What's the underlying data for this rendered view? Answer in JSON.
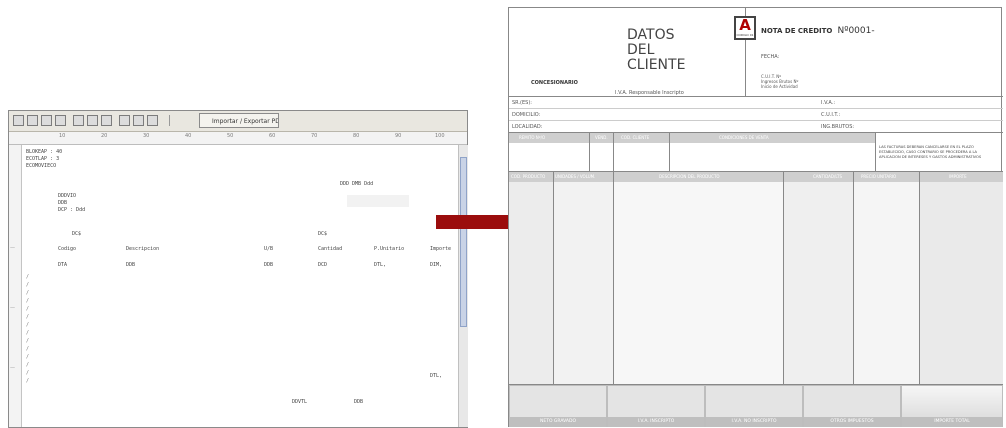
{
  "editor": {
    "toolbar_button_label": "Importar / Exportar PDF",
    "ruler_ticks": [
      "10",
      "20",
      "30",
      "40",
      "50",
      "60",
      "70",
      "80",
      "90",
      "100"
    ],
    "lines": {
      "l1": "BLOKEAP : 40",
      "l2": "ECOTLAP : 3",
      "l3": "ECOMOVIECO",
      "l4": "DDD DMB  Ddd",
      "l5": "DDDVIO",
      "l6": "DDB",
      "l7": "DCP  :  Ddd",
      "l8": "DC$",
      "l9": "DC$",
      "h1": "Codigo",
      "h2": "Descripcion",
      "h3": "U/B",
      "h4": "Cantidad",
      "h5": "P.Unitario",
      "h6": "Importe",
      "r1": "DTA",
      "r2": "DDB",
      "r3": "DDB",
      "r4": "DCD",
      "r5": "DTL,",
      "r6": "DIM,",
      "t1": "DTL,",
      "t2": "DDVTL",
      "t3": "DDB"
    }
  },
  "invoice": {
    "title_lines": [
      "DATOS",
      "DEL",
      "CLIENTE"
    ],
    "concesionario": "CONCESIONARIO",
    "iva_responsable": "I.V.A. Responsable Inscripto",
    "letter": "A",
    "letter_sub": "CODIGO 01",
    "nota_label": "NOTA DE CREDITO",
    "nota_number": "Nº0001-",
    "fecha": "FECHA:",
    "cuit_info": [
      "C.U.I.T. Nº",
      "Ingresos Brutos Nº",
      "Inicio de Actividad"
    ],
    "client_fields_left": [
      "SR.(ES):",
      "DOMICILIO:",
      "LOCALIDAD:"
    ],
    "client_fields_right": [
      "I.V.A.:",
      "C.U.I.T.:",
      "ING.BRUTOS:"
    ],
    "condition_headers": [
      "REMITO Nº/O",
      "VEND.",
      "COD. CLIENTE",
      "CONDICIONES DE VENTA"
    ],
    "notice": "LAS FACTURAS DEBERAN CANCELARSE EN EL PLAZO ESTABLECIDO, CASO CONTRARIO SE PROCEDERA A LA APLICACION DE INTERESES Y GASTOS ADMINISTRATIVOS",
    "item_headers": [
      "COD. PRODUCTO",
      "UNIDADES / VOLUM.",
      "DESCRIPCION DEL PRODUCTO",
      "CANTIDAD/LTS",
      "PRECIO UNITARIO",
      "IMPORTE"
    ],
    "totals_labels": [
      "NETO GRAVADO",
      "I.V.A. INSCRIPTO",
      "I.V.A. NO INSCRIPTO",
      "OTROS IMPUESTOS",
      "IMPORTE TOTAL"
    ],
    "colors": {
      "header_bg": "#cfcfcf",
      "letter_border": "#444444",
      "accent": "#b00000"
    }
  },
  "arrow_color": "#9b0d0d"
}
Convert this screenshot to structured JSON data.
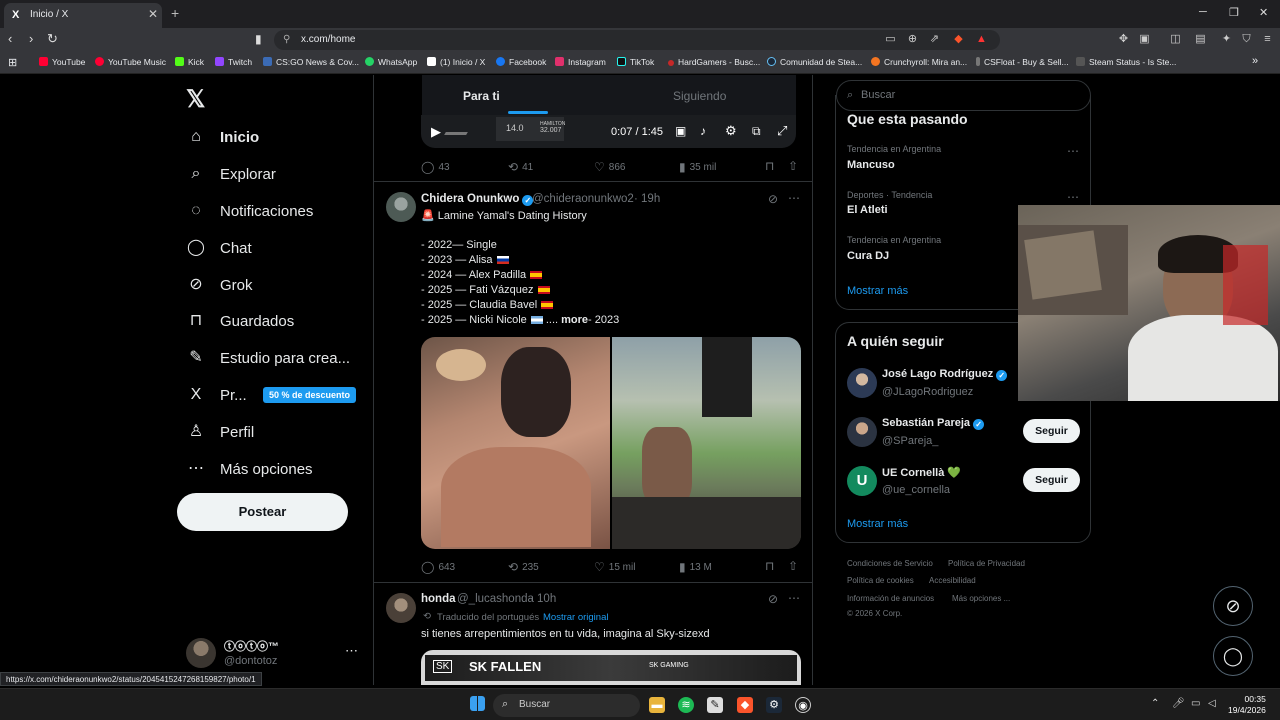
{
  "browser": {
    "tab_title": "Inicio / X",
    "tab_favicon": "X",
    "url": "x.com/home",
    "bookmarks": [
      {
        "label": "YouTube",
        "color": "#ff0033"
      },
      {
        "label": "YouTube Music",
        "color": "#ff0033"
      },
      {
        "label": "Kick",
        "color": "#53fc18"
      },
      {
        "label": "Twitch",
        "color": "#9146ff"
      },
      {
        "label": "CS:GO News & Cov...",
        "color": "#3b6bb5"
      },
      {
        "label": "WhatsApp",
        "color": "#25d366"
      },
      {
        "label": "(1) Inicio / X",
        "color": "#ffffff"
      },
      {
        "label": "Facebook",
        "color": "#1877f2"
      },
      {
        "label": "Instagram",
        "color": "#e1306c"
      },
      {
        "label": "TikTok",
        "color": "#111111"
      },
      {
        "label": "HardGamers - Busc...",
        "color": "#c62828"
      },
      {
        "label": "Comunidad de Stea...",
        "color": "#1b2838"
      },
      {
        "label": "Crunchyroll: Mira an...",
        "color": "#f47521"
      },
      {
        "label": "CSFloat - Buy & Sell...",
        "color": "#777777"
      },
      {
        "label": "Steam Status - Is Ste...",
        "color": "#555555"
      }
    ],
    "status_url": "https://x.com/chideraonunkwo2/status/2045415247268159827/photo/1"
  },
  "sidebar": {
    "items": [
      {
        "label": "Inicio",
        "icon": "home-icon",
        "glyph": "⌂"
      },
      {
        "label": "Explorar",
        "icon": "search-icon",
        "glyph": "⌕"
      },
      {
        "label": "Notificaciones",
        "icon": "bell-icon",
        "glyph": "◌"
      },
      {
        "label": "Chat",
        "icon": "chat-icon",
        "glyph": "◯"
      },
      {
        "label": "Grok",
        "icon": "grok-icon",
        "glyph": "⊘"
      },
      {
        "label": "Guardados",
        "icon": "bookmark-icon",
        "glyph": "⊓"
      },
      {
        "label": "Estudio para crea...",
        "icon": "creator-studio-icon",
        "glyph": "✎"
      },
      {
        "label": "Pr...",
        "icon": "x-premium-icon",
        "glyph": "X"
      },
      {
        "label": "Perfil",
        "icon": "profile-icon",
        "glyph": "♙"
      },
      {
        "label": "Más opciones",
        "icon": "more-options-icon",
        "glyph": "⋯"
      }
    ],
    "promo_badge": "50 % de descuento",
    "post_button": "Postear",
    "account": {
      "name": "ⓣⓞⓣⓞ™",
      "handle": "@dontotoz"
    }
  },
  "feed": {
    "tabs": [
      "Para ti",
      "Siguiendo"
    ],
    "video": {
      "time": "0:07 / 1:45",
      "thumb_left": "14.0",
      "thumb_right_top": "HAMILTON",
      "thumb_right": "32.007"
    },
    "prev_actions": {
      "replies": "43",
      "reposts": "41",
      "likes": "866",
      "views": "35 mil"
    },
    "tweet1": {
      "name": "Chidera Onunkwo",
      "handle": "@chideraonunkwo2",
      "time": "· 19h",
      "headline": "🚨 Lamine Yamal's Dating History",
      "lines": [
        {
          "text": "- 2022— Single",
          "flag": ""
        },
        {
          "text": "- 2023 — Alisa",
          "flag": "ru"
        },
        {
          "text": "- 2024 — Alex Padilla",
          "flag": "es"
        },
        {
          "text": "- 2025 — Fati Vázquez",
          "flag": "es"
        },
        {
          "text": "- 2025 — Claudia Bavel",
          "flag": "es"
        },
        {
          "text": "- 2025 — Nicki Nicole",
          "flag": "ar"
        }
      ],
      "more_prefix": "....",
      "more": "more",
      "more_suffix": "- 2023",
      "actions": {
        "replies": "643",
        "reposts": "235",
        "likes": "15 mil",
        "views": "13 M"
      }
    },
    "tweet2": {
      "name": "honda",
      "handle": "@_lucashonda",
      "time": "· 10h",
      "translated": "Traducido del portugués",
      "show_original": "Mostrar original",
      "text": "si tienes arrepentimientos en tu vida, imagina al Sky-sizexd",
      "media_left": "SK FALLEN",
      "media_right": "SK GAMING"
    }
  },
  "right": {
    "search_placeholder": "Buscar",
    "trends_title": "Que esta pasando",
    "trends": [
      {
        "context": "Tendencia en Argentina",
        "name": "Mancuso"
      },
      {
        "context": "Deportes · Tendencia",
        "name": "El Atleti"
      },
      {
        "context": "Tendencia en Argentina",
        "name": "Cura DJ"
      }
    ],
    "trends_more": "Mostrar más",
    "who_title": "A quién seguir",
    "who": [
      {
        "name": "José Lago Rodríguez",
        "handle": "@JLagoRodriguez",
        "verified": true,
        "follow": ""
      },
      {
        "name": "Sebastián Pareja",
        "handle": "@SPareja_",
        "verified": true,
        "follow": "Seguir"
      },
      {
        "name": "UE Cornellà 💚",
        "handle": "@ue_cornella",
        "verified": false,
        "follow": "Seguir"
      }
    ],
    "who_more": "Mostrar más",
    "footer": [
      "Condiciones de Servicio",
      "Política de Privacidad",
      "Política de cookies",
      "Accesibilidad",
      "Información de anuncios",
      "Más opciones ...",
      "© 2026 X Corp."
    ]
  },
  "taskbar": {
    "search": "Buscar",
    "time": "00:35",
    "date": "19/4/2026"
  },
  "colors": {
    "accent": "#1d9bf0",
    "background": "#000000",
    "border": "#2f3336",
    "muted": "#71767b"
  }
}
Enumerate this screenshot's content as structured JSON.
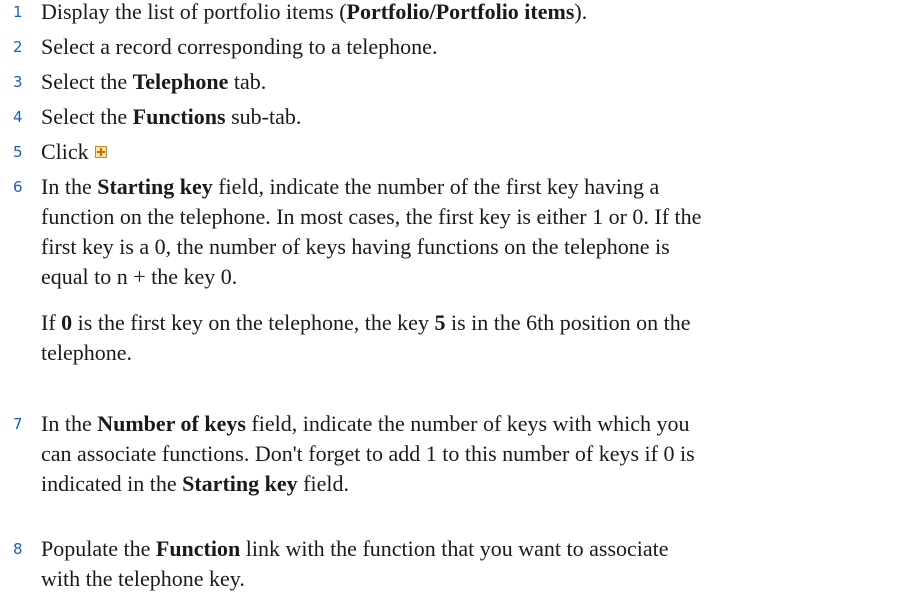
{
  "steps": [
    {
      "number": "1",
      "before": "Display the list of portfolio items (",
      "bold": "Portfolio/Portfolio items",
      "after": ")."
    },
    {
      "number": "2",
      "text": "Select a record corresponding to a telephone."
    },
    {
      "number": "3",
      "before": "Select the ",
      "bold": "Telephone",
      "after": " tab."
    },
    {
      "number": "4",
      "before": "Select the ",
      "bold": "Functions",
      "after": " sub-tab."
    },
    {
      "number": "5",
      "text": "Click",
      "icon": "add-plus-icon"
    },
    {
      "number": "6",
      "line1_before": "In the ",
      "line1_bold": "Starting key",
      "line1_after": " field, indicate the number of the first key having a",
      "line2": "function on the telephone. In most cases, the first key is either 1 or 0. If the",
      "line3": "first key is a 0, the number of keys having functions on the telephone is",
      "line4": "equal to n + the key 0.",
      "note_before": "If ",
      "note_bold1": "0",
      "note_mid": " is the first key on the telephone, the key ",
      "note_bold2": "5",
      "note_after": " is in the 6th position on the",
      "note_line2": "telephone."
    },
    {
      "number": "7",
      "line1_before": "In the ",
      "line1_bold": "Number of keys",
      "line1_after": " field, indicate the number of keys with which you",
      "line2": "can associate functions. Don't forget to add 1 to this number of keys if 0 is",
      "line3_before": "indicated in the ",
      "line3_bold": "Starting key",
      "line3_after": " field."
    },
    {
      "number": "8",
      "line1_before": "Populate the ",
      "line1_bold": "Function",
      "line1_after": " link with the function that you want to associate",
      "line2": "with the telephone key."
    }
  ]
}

:::::

__Request__: Check each line of the records for "Mostrar" and copy the ones that contain it.

__Task result__:
      "show_original": "Mostrar original",
    "trends_more": "Mostrar más",
    "who_more": "Mostrar más",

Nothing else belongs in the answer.